In the sewing blog comments, swap "photographer" for "professional" and write out the part between "Your comedic sensibilities" and "should probably work.", inclusive.

- [TEXT PASSAGE]
========================


  • lisa g

    the cording does look amazing though! i wouldn’t have near the patience or perseverance to do all that, so you can tell Dixie Victorian to just bugger off. hope you have an outing to show off all your hard work!

  • Haha this is great. I love seeing your process, and I completely agree with you that that version of pride and prejudice is the best ever!

  • Thanks Melissa! I kind of imagine her popping up like that all over the place. She’s sneaky like that…

  • Thank ya! I really like the actor who plays darcy in the most recent movie version but the 1995 miniseries is definitely the best over all. plus it’s like five hours, more time to enjoy it!

  • thanks, I’ve been looking for local events that I could wear the outfit in. there’s lots of civil war reenactments but early 19th century stuff isn’t as popular.

  • omg I did! she has a giant spool of it. I’m totally using it for a future project that needs infinitely more cording. i’ve gone insane from all this cording! next time the alamo drafthouse has some sort of jane austen related special movie event I’m totally dressing up.

  • Paula Whelan

    Love this pattern. I have one T-shirt dress that I wear in the summer. I have had it so long (and it was 2nd to begin with) that there is a hole in the back where I have a chronic itch. It has pockets, which I find useful as I don’t carry a purse, so I will add pockets to this pattern.

  • slauditory

    This was a really interesting post. I’ve never thought about how complicated old timey underthings can be. Also, the inner Victorian popping up made me laugh. :D

  • I applaude you for sticking with it! The final version is awesome and fits really well! When I got married, I decided to make a wedding dress with a pattern from 1811. My inner accuracy persona also came out and I decided I needed the complete undergarments to wear underneath. I purchased the same Sense and Sensibility pattern to make the chemise and stays. They looked gorgeous, but the cups were hilariously too big. I might have stretched them a bit while sewing in the gussets. Anyway, I ended up just buying a long slip and wore modern undergarments. My hand sewn eyelets never saw the light of day!

  • 60 handstitched eyelets?? You’re insane and I commend your dedication. ;) It does look really pretty, though, I really like the cording and those gussets…

  • Dixie Victorian must be so proud! This is a really amazing look inside a super cool garment… I mean SUPER cool. It’s so fun to sew historical stuff sometimes (minus the miles of cording and bazillions of hand stitched eyelets). That’s kinda why I love 40s stuff. It’s all “How can we do this as cheaply and efficiently as possible with the least amount of resources” lol!

  • Thanks ;) One thing I like about 40s (and 50s and 60s and so on) sewing is that it can very easily blend with modern clothes. Unfortunately I can’t run around in this garb on a daily basis and feel comfortable, lol. Another thing about 40s, even when you take into account the efficiency of resources the pattern designs were often more creative than most RTW clothes we have available now.

  • Haha, yeah, I did a Renaissance style bodice that had the eyelets as my first test-project. They’re tedious to make but I’m surprised at how strong they are for just being little stitched holes. Thanks

  • Oh my gosh, I bet that gown was beautiful and I have a huge respect for you for attempting the stays but sometimes a good old modern bra is just better, lol. Do you know the name of the pattern you used?

  • Adriane

    Your comedic sensibilities really shine through in this post :) Oh, and the garments are nice, too!

  • It was so long ago and I did a terrible job of documenting the process on the blog, but I am pretty sure I used the Regency Dress pattern from Sense and Sensibility. Here’s a link to a few pictures, but they don’t show too much! I was too lazy to hire a photographer. http://www.neoknits.com/2008/01/im-officially-mrs-db/

  • WOW. Just wow!!! Well done! You have WAY more patience than me :)

  • This is super cute! The pattern is no longer available?

  • Hey Carole, I’m currently (like, right now as I type this) migrating my blog to a new server so certain files (like the pattern) may not be available for a few hours. If you try again tomorrow it should probably work.

========================

(Document layout detection data)
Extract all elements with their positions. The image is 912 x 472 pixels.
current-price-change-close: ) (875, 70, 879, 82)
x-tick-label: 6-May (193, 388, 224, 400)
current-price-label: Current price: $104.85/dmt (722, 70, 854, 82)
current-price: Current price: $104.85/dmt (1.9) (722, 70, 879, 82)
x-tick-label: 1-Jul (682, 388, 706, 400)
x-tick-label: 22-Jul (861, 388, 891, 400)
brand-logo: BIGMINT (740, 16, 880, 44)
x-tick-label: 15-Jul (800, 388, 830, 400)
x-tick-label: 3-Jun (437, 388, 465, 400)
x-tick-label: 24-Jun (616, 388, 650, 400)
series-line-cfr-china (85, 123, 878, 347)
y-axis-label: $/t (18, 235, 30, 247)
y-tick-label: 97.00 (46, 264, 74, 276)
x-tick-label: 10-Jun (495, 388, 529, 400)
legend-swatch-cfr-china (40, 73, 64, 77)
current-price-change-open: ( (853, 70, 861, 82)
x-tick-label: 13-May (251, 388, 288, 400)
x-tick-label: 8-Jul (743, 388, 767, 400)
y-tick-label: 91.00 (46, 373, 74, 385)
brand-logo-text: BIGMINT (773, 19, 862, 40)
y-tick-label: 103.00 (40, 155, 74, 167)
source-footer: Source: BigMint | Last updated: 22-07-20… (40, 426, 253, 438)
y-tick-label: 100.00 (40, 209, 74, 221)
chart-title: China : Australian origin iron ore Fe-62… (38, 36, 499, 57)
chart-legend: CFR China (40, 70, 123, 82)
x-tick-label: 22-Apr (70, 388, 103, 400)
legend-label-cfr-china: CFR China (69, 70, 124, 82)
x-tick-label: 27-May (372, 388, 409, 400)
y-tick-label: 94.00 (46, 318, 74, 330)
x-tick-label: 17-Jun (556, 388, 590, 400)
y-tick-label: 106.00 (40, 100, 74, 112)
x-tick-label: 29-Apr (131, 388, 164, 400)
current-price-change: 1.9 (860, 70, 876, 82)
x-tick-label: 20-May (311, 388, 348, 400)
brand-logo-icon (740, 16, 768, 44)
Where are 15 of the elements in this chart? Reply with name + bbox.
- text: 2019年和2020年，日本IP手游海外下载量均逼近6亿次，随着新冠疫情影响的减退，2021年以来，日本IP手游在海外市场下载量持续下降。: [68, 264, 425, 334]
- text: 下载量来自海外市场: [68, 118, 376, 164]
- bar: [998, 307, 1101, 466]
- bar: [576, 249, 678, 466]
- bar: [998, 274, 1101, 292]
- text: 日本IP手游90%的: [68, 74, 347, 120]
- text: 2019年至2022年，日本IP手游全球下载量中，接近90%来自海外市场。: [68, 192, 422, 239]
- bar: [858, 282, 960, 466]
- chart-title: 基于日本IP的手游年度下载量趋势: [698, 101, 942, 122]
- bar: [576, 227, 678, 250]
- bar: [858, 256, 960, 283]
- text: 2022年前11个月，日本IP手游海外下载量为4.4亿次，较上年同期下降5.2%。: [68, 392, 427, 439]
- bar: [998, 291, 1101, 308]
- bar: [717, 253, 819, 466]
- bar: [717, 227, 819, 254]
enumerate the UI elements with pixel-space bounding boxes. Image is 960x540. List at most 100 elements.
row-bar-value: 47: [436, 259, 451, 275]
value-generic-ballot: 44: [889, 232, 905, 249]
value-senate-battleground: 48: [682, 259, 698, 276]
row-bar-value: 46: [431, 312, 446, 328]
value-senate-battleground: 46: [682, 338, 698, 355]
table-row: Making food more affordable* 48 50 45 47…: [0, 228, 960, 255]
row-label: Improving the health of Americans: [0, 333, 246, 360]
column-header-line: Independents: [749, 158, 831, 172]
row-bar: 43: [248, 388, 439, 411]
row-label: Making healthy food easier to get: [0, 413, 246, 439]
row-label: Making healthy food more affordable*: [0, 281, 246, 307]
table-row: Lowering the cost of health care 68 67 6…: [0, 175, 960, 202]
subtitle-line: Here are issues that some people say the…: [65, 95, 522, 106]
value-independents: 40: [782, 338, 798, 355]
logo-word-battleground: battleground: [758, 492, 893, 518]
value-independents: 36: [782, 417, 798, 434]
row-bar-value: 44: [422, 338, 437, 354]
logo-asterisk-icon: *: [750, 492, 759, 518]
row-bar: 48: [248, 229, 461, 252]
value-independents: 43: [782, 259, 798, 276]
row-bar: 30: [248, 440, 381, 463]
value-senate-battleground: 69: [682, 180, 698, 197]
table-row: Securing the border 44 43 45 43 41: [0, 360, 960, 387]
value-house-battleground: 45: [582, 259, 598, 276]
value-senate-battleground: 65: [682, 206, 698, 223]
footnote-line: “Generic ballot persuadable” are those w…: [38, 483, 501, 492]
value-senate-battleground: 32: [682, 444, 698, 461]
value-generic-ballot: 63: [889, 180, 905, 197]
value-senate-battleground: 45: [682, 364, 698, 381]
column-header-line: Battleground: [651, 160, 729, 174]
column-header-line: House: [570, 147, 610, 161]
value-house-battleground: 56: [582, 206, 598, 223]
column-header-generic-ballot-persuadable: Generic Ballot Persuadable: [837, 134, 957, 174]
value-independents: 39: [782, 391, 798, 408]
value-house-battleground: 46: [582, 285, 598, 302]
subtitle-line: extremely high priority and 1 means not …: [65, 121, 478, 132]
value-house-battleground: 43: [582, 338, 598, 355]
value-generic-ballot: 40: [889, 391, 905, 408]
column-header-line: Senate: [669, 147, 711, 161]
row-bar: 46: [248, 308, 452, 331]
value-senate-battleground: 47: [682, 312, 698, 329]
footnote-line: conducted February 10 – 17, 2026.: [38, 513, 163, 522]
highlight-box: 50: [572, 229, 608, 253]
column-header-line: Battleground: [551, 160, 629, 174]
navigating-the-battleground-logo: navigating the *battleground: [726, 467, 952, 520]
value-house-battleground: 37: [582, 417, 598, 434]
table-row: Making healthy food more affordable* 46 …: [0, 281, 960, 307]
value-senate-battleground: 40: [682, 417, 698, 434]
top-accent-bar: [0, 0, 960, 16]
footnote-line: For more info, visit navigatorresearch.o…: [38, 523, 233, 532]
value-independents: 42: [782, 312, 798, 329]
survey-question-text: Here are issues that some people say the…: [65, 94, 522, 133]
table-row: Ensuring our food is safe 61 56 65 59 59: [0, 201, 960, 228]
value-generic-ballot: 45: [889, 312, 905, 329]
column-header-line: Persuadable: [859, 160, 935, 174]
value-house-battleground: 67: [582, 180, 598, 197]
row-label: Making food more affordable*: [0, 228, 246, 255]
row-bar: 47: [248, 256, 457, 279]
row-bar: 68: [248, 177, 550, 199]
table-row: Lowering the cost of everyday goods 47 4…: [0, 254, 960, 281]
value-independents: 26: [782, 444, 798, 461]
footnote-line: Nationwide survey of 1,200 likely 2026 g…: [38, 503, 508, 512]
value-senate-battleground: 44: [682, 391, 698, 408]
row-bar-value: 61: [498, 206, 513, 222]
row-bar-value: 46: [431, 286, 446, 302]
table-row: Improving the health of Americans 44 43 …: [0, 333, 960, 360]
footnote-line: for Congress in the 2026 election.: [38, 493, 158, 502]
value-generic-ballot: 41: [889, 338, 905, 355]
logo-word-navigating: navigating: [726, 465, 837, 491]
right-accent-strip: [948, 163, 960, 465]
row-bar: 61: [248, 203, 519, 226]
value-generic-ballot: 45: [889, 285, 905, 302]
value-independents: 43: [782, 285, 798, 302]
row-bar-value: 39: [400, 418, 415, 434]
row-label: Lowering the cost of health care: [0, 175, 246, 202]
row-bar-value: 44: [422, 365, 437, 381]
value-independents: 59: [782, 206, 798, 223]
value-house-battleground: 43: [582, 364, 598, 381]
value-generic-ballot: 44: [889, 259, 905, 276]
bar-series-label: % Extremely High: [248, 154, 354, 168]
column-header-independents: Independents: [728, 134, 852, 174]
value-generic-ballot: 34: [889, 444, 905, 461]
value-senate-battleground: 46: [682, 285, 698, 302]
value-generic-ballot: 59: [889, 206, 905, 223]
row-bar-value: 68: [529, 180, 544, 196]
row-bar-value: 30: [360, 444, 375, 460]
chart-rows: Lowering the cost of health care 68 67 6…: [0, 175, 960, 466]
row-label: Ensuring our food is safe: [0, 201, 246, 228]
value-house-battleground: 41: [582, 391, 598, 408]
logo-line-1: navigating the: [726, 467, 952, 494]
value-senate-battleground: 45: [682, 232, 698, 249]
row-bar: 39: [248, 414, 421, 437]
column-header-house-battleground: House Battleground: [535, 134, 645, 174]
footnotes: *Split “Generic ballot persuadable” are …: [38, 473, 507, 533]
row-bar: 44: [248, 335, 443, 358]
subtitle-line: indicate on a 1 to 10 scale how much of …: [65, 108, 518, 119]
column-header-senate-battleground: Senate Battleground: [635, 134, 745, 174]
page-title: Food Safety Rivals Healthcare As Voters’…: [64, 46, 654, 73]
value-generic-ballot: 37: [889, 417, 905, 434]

========================

- [RESULT OF THE TASK]
Your comedic sensibilities really shine through in this post :) Oh, and the garments are nice, too!

  • It was so long ago and I did a terrible job of documenting the process on the blog, but I am pretty sure I used the Regency Dress pattern from Sense and Sensibility. Here’s a link to a few pictures, but they don’t show too much! I was too lazy to hire a professional. http://www.neoknits.com/2008/01/im-officially-mrs-db/

  • WOW. Just wow!!! Well done! You have WAY more patience than me :)

  • This is super cute! The pattern is no longer available?

  • Hey Carole, I’m currently (like, right now as I type this) migrating my blog to a new server so certain files (like the pattern) may not be available for a few hours. If you try again tomorrow it should probably work.